▸ **Short exercise**
Copy out exactly the lines from the one containing "Output the underlying" through the end of the records, and no pictures.

▸ **The records**
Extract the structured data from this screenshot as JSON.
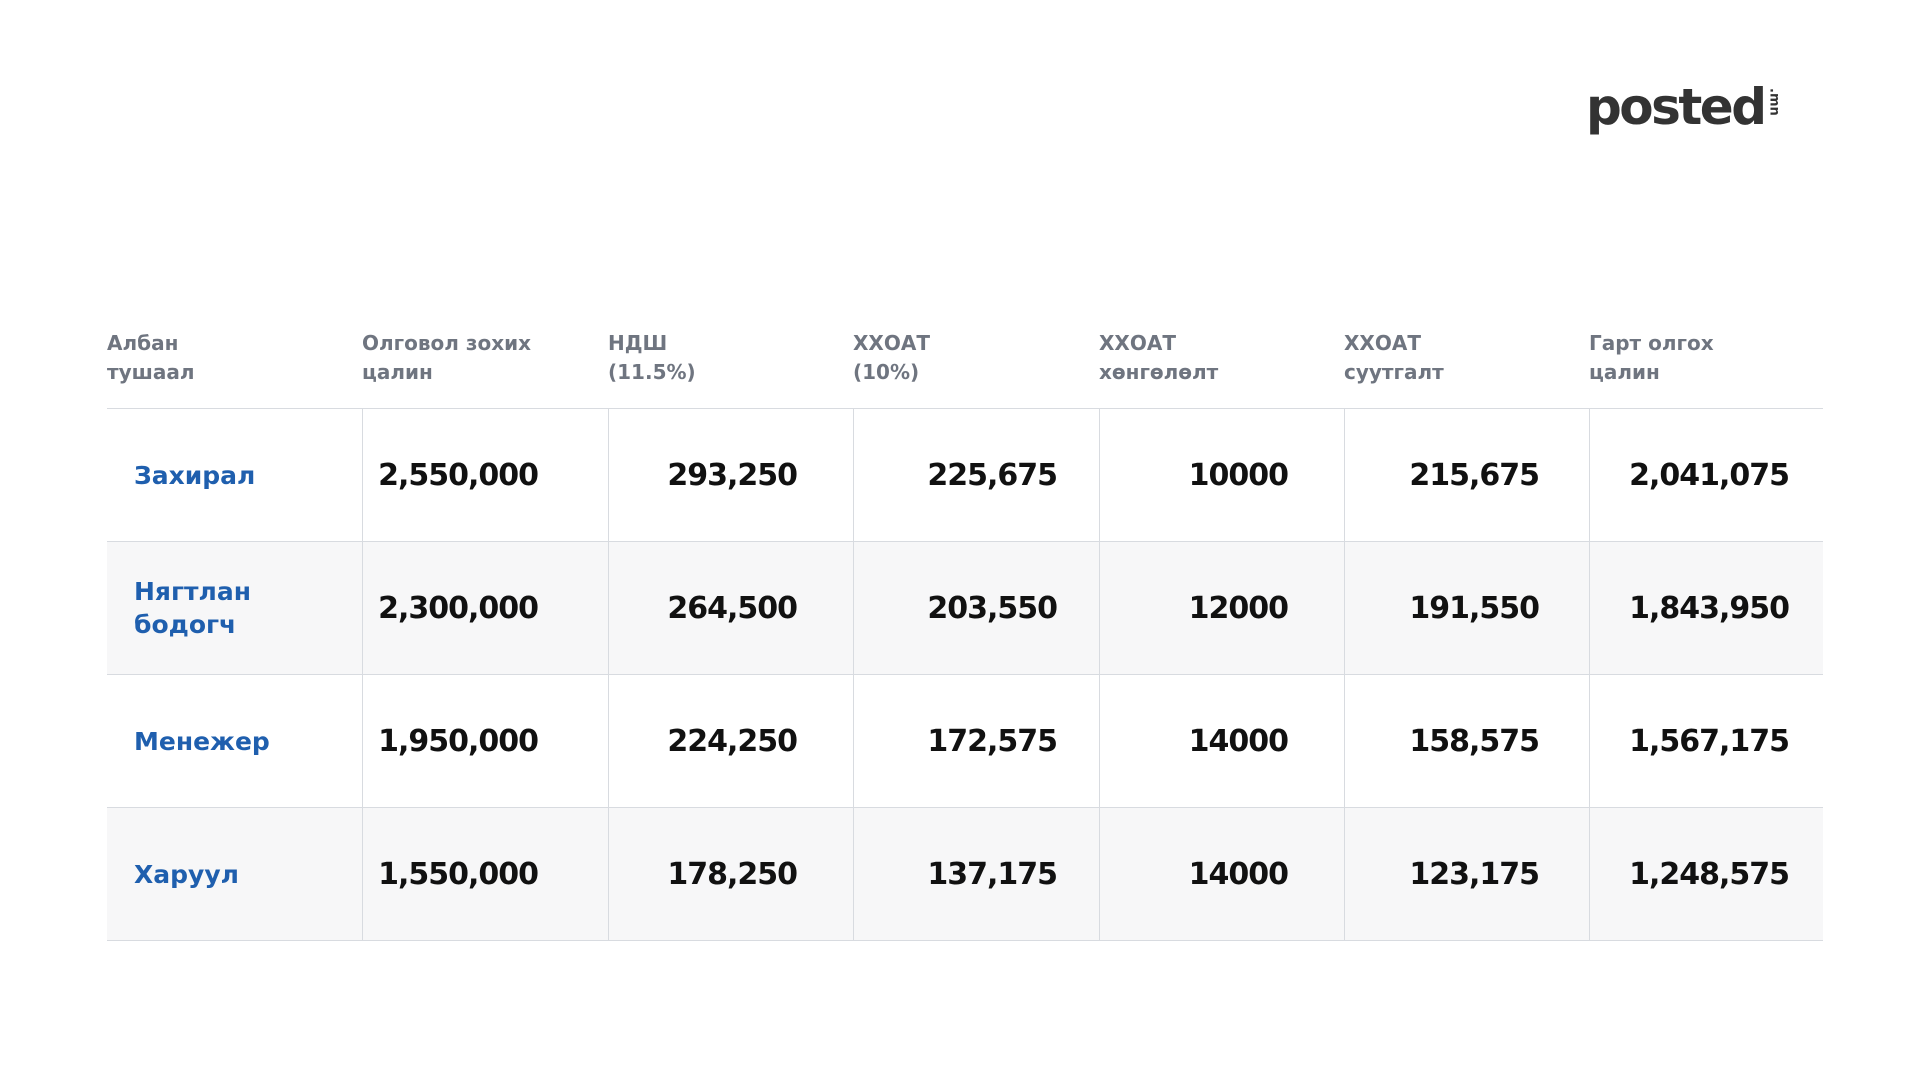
{
  "logo": {
    "wordmark": "posted",
    "tld": ".mn"
  },
  "table": {
    "headers": [
      [
        "Албан",
        "тушаал"
      ],
      [
        "Олговол зохих",
        "цалин"
      ],
      [
        "НДШ",
        "(11.5%)"
      ],
      [
        "ХХОАТ",
        "(10%)"
      ],
      [
        "ХХОАТ",
        "хөнгөлөлт"
      ],
      [
        "ХХОАТ",
        "суутгалт"
      ],
      [
        "Гарт олгох",
        "цалин"
      ]
    ],
    "rows": [
      [
        "Захирал",
        "2,550,000",
        "293,250",
        "225,675",
        "10000",
        "215,675",
        "2,041,075"
      ],
      [
        "Нягтлан\nбодогч",
        "2,300,000",
        "264,500",
        "203,550",
        "12000",
        "191,550",
        "1,843,950"
      ],
      [
        "Менежер",
        "1,950,000",
        "224,250",
        "172,575",
        "14000",
        "158,575",
        "1,567,175"
      ],
      [
        "Харуул",
        "1,550,000",
        "178,250",
        "137,175",
        "14000",
        "123,175",
        "1,248,575"
      ]
    ]
  },
  "colors": {
    "position_text": "#1f5fae",
    "header_text": "#6f7580",
    "value_text": "#111111",
    "alt_row_bg": "#f7f7f8",
    "grid_line": "#d8dbe0"
  }
}
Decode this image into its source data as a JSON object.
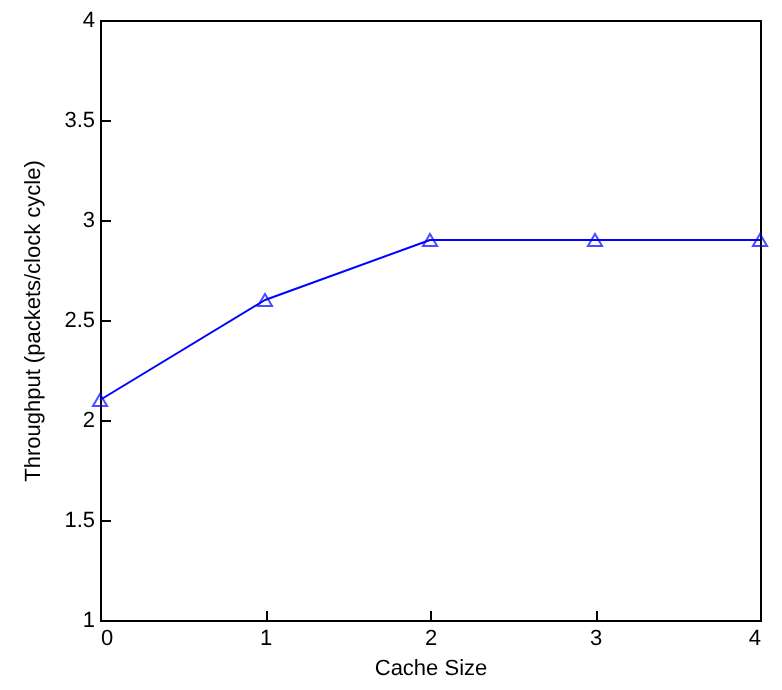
{
  "chart_data": {
    "type": "line",
    "xlabel": "Cache Size",
    "ylabel": "Throughput (packets/clock cycle)",
    "x": [
      0,
      1,
      2,
      3,
      4
    ],
    "series": [
      {
        "color": "#0000ff",
        "values": [
          2.1,
          2.6,
          2.9,
          2.9,
          2.9
        ]
      }
    ],
    "xlim": [
      0,
      4
    ],
    "xticks": [
      0,
      1,
      2,
      3,
      4
    ],
    "ylim": [
      1,
      4
    ],
    "yticks": [
      1,
      1.5,
      2,
      2.5,
      3,
      3.5,
      4
    ],
    "marker": "triangle",
    "line_style": "solid"
  }
}
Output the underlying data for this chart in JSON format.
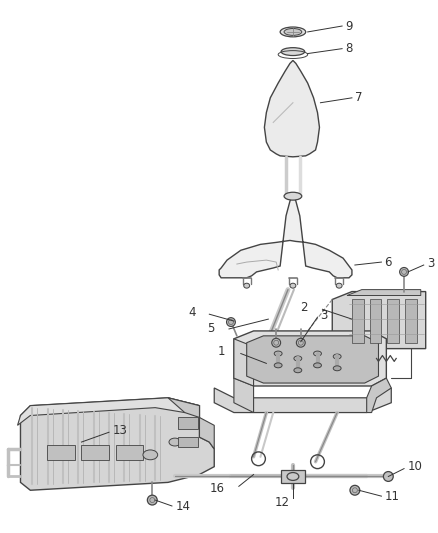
{
  "bg_color": "#ffffff",
  "line_color": "#444444",
  "label_color": "#333333",
  "label_fontsize": 8.5,
  "fig_width": 4.38,
  "fig_height": 5.33,
  "dpi": 100
}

▸ **Result**
Output the underlying data for this chart in JSON format.
{
  "bg_color": "#ffffff",
  "line_color": "#444444",
  "label_color": "#333333",
  "label_fontsize": 8.5,
  "fig_width": 4.38,
  "fig_height": 5.33,
  "dpi": 100
}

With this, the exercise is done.